> Data for this exercise
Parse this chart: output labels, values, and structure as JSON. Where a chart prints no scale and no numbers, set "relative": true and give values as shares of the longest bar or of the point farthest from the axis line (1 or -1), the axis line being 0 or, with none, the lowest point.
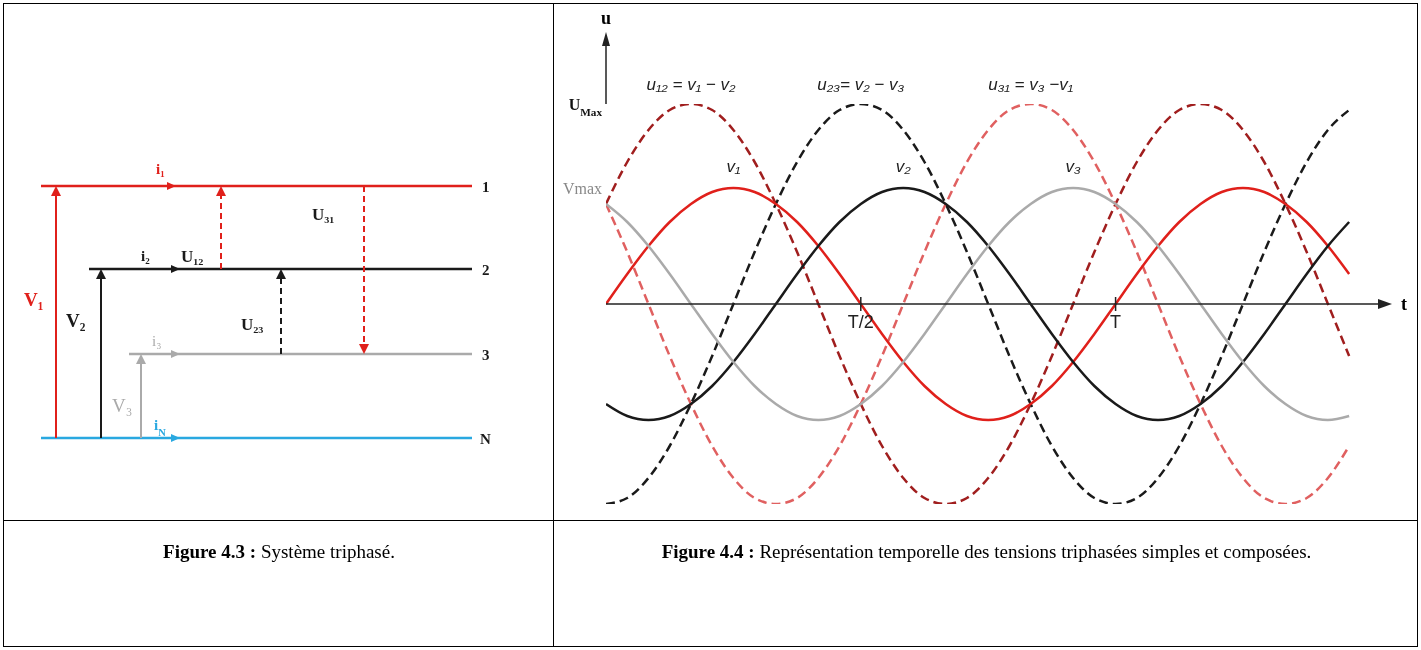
{
  "chart_data": [
    {
      "type": "other",
      "title": "Figure 4.3 : Système triphasé.",
      "annotations": [
        "i₁",
        "i₂",
        "i₃",
        "i$_{N}$",
        "V₁",
        "V₂",
        "V₃",
        "U₁₂",
        "U₂₃",
        "U₃₁",
        "1",
        "2",
        "3",
        "N"
      ]
    },
    {
      "type": "line",
      "title": "Figure 4.4 : Représentation temporelle des tensions triphasées simples et composées.",
      "xlabel": "t",
      "ylabel": "u",
      "relative": true,
      "marker": "none",
      "annotations": [
        "U$_{Max}$",
        "Vmax"
      ],
      "categories": [
        null,
        null,
        null,
        null,
        null,
        null,
        null,
        null,
        null,
        null,
        null,
        null,
        "T/2",
        null,
        null,
        null,
        null,
        null,
        null,
        null,
        null,
        null,
        null,
        null,
        "T",
        null,
        null,
        null,
        null,
        null,
        null,
        null,
        null,
        null,
        null,
        null
      ],
      "series": [
        {
          "name": "u₁₂ = v₁ − v₂",
          "color": "#a01e1e",
          "line_style": "dashed",
          "values": [
            0.5,
            0.71,
            0.87,
            0.97,
            1,
            0.97,
            0.87,
            0.71,
            0.5,
            0.26,
            0,
            -0.26,
            -0.5,
            -0.71,
            -0.87,
            -0.97,
            -1,
            -0.97,
            -0.87,
            -0.71,
            -0.5,
            -0.26,
            0,
            0.26,
            0.5,
            0.71,
            0.87,
            0.97,
            1,
            0.97,
            0.87,
            0.71,
            0.5,
            0.26,
            0,
            -0.26
          ]
        },
        {
          "name": "u₂₃= v₂ − v₃",
          "color": "#1a1a1a",
          "line_style": "dashed",
          "values": [
            -1,
            -0.97,
            -0.87,
            -0.71,
            -0.5,
            -0.26,
            0,
            0.26,
            0.5,
            0.71,
            0.87,
            0.97,
            1,
            0.97,
            0.87,
            0.71,
            0.5,
            0.26,
            0,
            -0.26,
            -0.5,
            -0.71,
            -0.87,
            -0.97,
            -1,
            -0.97,
            -0.87,
            -0.71,
            -0.5,
            -0.26,
            0,
            0.26,
            0.5,
            0.71,
            0.87,
            0.97
          ]
        },
        {
          "name": "u₃₁ = v₃ −v₁",
          "color": "#e06060",
          "line_style": "dashed",
          "values": [
            0.5,
            0.26,
            0,
            -0.26,
            -0.5,
            -0.71,
            -0.87,
            -0.97,
            -1,
            -0.97,
            -0.87,
            -0.71,
            -0.5,
            -0.26,
            0,
            0.26,
            0.5,
            0.71,
            0.87,
            0.97,
            1,
            0.97,
            0.87,
            0.71,
            0.5,
            0.26,
            0,
            -0.26,
            -0.5,
            -0.71,
            -0.87,
            -0.97,
            -1,
            -0.97,
            -0.87,
            -0.71
          ]
        },
        {
          "name": "v₁",
          "color": "#e0201b",
          "line_style": "solid",
          "values": [
            0,
            0.15,
            0.29,
            0.41,
            0.5,
            0.56,
            0.58,
            0.56,
            0.5,
            0.41,
            0.29,
            0.15,
            0,
            -0.15,
            -0.29,
            -0.41,
            -0.5,
            -0.56,
            -0.58,
            -0.56,
            -0.5,
            -0.41,
            -0.29,
            -0.15,
            0,
            0.15,
            0.29,
            0.41,
            0.5,
            0.56,
            0.58,
            0.56,
            0.5,
            0.41,
            0.29,
            0.15
          ]
        },
        {
          "name": "v₂",
          "color": "#1a1a1a",
          "line_style": "solid",
          "values": [
            -0.5,
            -0.56,
            -0.58,
            -0.56,
            -0.5,
            -0.41,
            -0.29,
            -0.15,
            0,
            0.15,
            0.29,
            0.41,
            0.5,
            0.56,
            0.58,
            0.56,
            0.5,
            0.41,
            0.29,
            0.15,
            0,
            -0.15,
            -0.29,
            -0.41,
            -0.5,
            -0.56,
            -0.58,
            -0.56,
            -0.5,
            -0.41,
            -0.29,
            -0.15,
            0,
            0.15,
            0.29,
            0.41
          ]
        },
        {
          "name": "v₃",
          "color": "#aaaaaa",
          "line_style": "solid",
          "values": [
            0.5,
            0.41,
            0.29,
            0.15,
            0,
            -0.15,
            -0.29,
            -0.41,
            -0.5,
            -0.56,
            -0.58,
            -0.56,
            -0.5,
            -0.41,
            -0.29,
            -0.15,
            0,
            0.15,
            0.29,
            0.41,
            0.5,
            0.56,
            0.58,
            0.56,
            0.5,
            0.41,
            0.29,
            0.15,
            0,
            -0.15,
            -0.29,
            -0.41,
            -0.5,
            -0.56,
            -0.58,
            -0.56
          ]
        }
      ]
    }
  ]
}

> What is being asked
Omit the images and transcribe all of the records above word for word.

> Exercise answer
Parse this chart: output labels, values, and structure as JSON. Where a chart prints no scale and no numbers, set "relative": true and give values as shares of the longest bar or of the point farthest from the axis line (1 or -1), the axis line being 0 or, with none, the lowest point.
{
  "chart_data": [
    {
      "type": "other",
      "title": "Figure 4.3 : Système triphasé.",
      "annotations": [
        "i₁",
        "i₂",
        "i₃",
        "i$_{N}$",
        "V₁",
        "V₂",
        "V₃",
        "U₁₂",
        "U₂₃",
        "U₃₁",
        "1",
        "2",
        "3",
        "N"
      ]
    },
    {
      "type": "line",
      "title": "Figure 4.4 : Représentation temporelle des tensions triphasées simples et composées.",
      "xlabel": "t",
      "ylabel": "u",
      "relative": true,
      "marker": "none",
      "annotations": [
        "U$_{Max}$",
        "Vmax"
      ],
      "categories": [
        null,
        null,
        null,
        null,
        null,
        null,
        null,
        null,
        null,
        null,
        null,
        null,
        "T/2",
        null,
        null,
        null,
        null,
        null,
        null,
        null,
        null,
        null,
        null,
        null,
        "T",
        null,
        null,
        null,
        null,
        null,
        null,
        null,
        null,
        null,
        null,
        null
      ],
      "series": [
        {
          "name": "u₁₂ = v₁ − v₂",
          "color": "#a01e1e",
          "line_style": "dashed",
          "values": [
            0.5,
            0.71,
            0.87,
            0.97,
            1,
            0.97,
            0.87,
            0.71,
            0.5,
            0.26,
            0,
            -0.26,
            -0.5,
            -0.71,
            -0.87,
            -0.97,
            -1,
            -0.97,
            -0.87,
            -0.71,
            -0.5,
            -0.26,
            0,
            0.26,
            0.5,
            0.71,
            0.87,
            0.97,
            1,
            0.97,
            0.87,
            0.71,
            0.5,
            0.26,
            0,
            -0.26
          ]
        },
        {
          "name": "u₂₃= v₂ − v₃",
          "color": "#1a1a1a",
          "line_style": "dashed",
          "values": [
            -1,
            -0.97,
            -0.87,
            -0.71,
            -0.5,
            -0.26,
            0,
            0.26,
            0.5,
            0.71,
            0.87,
            0.97,
            1,
            0.97,
            0.87,
            0.71,
            0.5,
            0.26,
            0,
            -0.26,
            -0.5,
            -0.71,
            -0.87,
            -0.97,
            -1,
            -0.97,
            -0.87,
            -0.71,
            -0.5,
            -0.26,
            0,
            0.26,
            0.5,
            0.71,
            0.87,
            0.97
          ]
        },
        {
          "name": "u₃₁ = v₃ −v₁",
          "color": "#e06060",
          "line_style": "dashed",
          "values": [
            0.5,
            0.26,
            0,
            -0.26,
            -0.5,
            -0.71,
            -0.87,
            -0.97,
            -1,
            -0.97,
            -0.87,
            -0.71,
            -0.5,
            -0.26,
            0,
            0.26,
            0.5,
            0.71,
            0.87,
            0.97,
            1,
            0.97,
            0.87,
            0.71,
            0.5,
            0.26,
            0,
            -0.26,
            -0.5,
            -0.71,
            -0.87,
            -0.97,
            -1,
            -0.97,
            -0.87,
            -0.71
          ]
        },
        {
          "name": "v₁",
          "color": "#e0201b",
          "line_style": "solid",
          "values": [
            0,
            0.15,
            0.29,
            0.41,
            0.5,
            0.56,
            0.58,
            0.56,
            0.5,
            0.41,
            0.29,
            0.15,
            0,
            -0.15,
            -0.29,
            -0.41,
            -0.5,
            -0.56,
            -0.58,
            -0.56,
            -0.5,
            -0.41,
            -0.29,
            -0.15,
            0,
            0.15,
            0.29,
            0.41,
            0.5,
            0.56,
            0.58,
            0.56,
            0.5,
            0.41,
            0.29,
            0.15
          ]
        },
        {
          "name": "v₂",
          "color": "#1a1a1a",
          "line_style": "solid",
          "values": [
            -0.5,
            -0.56,
            -0.58,
            -0.56,
            -0.5,
            -0.41,
            -0.29,
            -0.15,
            0,
            0.15,
            0.29,
            0.41,
            0.5,
            0.56,
            0.58,
            0.56,
            0.5,
            0.41,
            0.29,
            0.15,
            0,
            -0.15,
            -0.29,
            -0.41,
            -0.5,
            -0.56,
            -0.58,
            -0.56,
            -0.5,
            -0.41,
            -0.29,
            -0.15,
            0,
            0.15,
            0.29,
            0.41
          ]
        },
        {
          "name": "v₃",
          "color": "#aaaaaa",
          "line_style": "solid",
          "values": [
            0.5,
            0.41,
            0.29,
            0.15,
            0,
            -0.15,
            -0.29,
            -0.41,
            -0.5,
            -0.56,
            -0.58,
            -0.56,
            -0.5,
            -0.41,
            -0.29,
            -0.15,
            0,
            0.15,
            0.29,
            0.41,
            0.5,
            0.56,
            0.58,
            0.56,
            0.5,
            0.41,
            0.29,
            0.15,
            0,
            -0.15,
            -0.29,
            -0.41,
            -0.5,
            -0.56,
            -0.58,
            -0.56
          ]
        }
      ]
    }
  ]
}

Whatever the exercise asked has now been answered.